WRITTEN TASKS:
**A.** Please answer these questions from the passage on Russia's shrinking population, one answer per line:
(i) By what year did The Population Bomb foretell that mankind would outstrip the world's resources?
(ii) By how many people has Russia's population dropped in the two days since Lisa Petrachkova was born?
(iii) How many Russians will have died of unnatural causes by the time Lisa Petrachkova is one?
**B.** Decide whether each statement agrees with the passage on Russia's shrinking population, and give yes or no with the words of that passage that settle it:
(i) The Population Bomb was a bestseller from the 1960s.
(ii) Ehrlich's prediction proved correct.
(iii) Russia is described as undergoing a population explosion.
**C.** Extend the passage on Russia's shrinking population, picking up after its final sentence.

DOCUMENT PASSAGE:
· · · ·

Remember the 60’s, doomsday bestseller by Paul Ehrlich, The Population Bomb? It foretold mankind outstripping the world’s resources by 2000 to sustain the constantly growing population. While there are specific items like oil that we will run out of eventually– faster as countries like China become a consumer economy – he turned out to be wrong for a variety of reasons.
But the other side of the coin is what if population falls. Rapidly. While there are aspects of the why that may not apply elsewhere, Russia is becoming an inadvertant experiment in what happens when there is a population implosion rather than explosion.
In the two days since Lisa Petrachkova was born, Russia’s population has dropped by an estimated 2,000 people.
By the time she is one, more than 200,000 Russians will have died of unnatural causes; almost seven times the estimated civilian deaths in Iraq since the war began.

· · · ·

RAW DATA:
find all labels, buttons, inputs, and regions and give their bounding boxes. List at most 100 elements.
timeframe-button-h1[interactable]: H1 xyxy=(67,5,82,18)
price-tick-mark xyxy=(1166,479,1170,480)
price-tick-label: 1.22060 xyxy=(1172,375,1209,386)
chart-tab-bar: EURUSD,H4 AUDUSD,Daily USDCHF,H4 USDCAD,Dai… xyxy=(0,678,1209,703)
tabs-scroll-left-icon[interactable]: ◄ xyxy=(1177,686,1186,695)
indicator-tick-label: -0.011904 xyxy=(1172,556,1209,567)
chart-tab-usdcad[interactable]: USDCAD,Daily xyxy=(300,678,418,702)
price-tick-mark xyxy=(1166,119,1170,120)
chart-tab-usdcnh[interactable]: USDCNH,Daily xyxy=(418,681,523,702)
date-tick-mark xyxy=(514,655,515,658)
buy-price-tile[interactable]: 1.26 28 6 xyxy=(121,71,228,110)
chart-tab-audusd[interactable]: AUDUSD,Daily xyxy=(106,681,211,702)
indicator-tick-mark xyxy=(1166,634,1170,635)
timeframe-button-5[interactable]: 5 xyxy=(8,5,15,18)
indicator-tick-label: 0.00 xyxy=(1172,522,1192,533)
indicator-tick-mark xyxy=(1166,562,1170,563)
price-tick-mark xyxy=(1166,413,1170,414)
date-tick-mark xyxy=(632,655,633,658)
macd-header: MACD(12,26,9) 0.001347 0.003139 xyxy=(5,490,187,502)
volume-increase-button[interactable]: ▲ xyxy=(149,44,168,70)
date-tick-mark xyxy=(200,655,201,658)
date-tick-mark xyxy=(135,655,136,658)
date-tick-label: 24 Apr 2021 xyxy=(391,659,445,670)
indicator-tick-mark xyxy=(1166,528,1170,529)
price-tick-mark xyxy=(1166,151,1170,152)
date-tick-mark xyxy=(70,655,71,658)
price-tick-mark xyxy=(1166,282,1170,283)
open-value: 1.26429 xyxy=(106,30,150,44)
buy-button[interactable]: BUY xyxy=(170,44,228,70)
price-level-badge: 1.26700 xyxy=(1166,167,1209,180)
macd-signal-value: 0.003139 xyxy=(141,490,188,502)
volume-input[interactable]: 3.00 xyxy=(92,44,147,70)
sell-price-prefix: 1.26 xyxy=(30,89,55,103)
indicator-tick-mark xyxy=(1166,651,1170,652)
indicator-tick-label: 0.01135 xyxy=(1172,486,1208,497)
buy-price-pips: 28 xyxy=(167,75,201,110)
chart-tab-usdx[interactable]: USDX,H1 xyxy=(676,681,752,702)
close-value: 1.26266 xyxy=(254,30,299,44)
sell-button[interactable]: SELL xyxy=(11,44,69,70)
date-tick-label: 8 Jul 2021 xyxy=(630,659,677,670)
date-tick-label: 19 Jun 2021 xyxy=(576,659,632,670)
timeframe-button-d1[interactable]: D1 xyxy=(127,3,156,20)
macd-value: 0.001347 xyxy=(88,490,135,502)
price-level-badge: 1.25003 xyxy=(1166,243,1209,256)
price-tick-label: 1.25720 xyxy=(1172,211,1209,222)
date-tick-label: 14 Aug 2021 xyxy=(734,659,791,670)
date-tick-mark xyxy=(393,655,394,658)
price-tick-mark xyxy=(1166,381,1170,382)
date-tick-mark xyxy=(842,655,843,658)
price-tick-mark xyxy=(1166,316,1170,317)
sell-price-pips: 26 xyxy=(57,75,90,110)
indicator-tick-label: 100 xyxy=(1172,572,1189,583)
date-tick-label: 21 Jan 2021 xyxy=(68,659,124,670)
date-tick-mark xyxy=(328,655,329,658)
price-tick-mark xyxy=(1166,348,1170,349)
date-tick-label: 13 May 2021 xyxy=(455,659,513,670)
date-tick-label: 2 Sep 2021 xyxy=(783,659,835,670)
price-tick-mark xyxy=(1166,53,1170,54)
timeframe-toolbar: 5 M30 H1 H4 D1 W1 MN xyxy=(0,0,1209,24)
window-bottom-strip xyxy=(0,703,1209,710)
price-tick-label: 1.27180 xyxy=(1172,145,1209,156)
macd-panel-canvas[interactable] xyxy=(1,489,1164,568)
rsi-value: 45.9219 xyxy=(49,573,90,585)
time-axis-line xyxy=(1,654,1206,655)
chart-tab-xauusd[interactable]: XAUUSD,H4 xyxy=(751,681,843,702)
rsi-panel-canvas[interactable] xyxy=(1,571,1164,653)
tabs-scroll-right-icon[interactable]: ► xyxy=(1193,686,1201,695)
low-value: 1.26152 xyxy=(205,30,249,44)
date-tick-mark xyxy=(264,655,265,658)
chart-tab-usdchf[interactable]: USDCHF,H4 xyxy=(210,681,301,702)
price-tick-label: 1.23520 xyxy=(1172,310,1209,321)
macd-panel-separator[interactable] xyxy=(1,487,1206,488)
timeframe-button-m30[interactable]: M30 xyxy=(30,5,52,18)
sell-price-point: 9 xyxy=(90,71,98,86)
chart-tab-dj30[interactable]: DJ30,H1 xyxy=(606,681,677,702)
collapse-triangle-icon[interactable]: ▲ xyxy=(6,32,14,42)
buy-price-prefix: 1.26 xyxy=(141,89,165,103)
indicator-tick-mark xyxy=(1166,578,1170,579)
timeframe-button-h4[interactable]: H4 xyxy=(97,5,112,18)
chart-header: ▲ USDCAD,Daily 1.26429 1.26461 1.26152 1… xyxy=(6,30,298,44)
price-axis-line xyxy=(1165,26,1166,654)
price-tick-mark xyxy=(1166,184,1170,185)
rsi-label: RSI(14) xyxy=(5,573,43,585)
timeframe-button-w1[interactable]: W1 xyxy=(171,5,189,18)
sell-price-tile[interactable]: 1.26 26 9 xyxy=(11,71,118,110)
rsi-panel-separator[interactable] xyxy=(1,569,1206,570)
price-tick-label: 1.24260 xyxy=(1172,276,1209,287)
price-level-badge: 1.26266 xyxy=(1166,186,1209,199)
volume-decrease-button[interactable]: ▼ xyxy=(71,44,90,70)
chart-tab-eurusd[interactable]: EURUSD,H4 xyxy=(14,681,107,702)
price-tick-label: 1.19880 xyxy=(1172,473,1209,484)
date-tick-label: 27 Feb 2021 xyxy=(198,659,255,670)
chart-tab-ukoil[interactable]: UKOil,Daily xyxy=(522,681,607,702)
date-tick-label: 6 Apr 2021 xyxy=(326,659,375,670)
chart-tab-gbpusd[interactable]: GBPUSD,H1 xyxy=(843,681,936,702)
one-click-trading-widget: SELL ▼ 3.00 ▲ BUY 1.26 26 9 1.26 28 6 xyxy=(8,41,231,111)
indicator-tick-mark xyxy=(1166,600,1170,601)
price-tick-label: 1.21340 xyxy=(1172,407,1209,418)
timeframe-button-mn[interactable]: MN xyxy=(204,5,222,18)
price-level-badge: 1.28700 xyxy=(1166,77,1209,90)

· · · ·

IN RESPONSE:
**A.**
(i) 2000
(ii) An estimated 2,000 people
(iii) More than 200,000

**B.**
(i) Yes: "the 60’s, doomsday bestseller by Paul Ehrlich, The Population Bomb"
(ii) No: "he turned out to be wrong for a variety of reasons"
(iii) No: "a population implosion rather than explosion"

**C.**
By her 50th birthday, Russia’s population could have halved, based on current trends. By Russian standards, she is lucky to have made it even this far: last year, there were 1.6 million registered abortions in Russia and 1.5 million births.
Japan is experiencing a population decline too, although not as drastic. Rather than allow more foreign workers to come and pick up the slack, which is usually what occurs in these situations, the Japanese have decided to live with a lower standard of living. And they call the US xenophobic!
Fishy — as much as I get a chuckle from your errant non sequitur, now and then — the Japanese economy is still the 2nd strongest in the world. Their banking industry looks to be surviving overdue reform. and most of the factors describing living standards [like http://www.mofa.go.jp/j_info/japan/socsec/maruo/maruo_3.html%5D and, say, consumption of luxury commodities, describe the opposite.
They’ll probably get to be #3, soon; but, not through decline. Rather, by being passed by China.
I don’t get it…
Unemployment is one of the biggest concerns our economies face. One of the causes of unemployment is technology. Being a software developer I’ve witnessed at first hand customers showing their happinness about having my systems replace people and that is the part I really hate about my job.
Nevertheless, there are too many people on the planet. Our natural resources are being drained. The excessive oil consumption is one of the consequences of an overpopulated world and nature is already starting to get angry with us.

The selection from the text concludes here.